* **EXERCISE BRIEF**: Write down each entry again, exactly as it reads.

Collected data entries
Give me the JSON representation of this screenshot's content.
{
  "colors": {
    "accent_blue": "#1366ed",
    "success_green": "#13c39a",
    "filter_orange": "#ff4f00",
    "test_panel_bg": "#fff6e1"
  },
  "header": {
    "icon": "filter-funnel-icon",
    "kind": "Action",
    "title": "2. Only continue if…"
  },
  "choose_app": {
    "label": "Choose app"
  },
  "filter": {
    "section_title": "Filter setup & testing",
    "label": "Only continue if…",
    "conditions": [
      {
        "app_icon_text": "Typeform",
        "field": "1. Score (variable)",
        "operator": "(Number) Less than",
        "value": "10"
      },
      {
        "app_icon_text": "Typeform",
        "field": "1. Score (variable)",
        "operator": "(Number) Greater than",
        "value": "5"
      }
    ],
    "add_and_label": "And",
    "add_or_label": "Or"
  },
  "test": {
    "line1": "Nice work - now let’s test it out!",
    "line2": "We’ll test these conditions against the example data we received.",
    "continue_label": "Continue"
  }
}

* **SOLVED EXERCISE**:
Give me the JSON representation of this screenshot's content.
{
  "colors": {
    "accent_blue": "#1366ed",
    "success_green": "#13c39a",
    "filter_orange": "#ff4f00",
    "test_panel_bg": "#fff6e1"
  },
  "header": {
    "icon": "filter-funnel-icon",
    "kind": "Action",
    "title": "2. Only continue if…"
  },
  "choose_app": {
    "label": "Choose app"
  },
  "filter": {
    "section_title": "Filter setup & testing",
    "label": "Only continue if…",
    "conditions": [
      {
        "app_icon_text": "Typeform",
        "field": "1. Score (variable)",
        "operator": "(Number) Less than",
        "value": "10"
      },
      {
        "app_icon_text": "Typeform",
        "field": "1. Score (variable)",
        "operator": "(Number) Greater than",
        "value": "5"
      }
    ],
    "add_and_label": "And",
    "add_or_label": "Or"
  },
  "test": {
    "line1": "Nice work - now let’s test it out!",
    "line2": "We’ll test these conditions against the example data we received.",
    "continue_label": "Continue"
  }
}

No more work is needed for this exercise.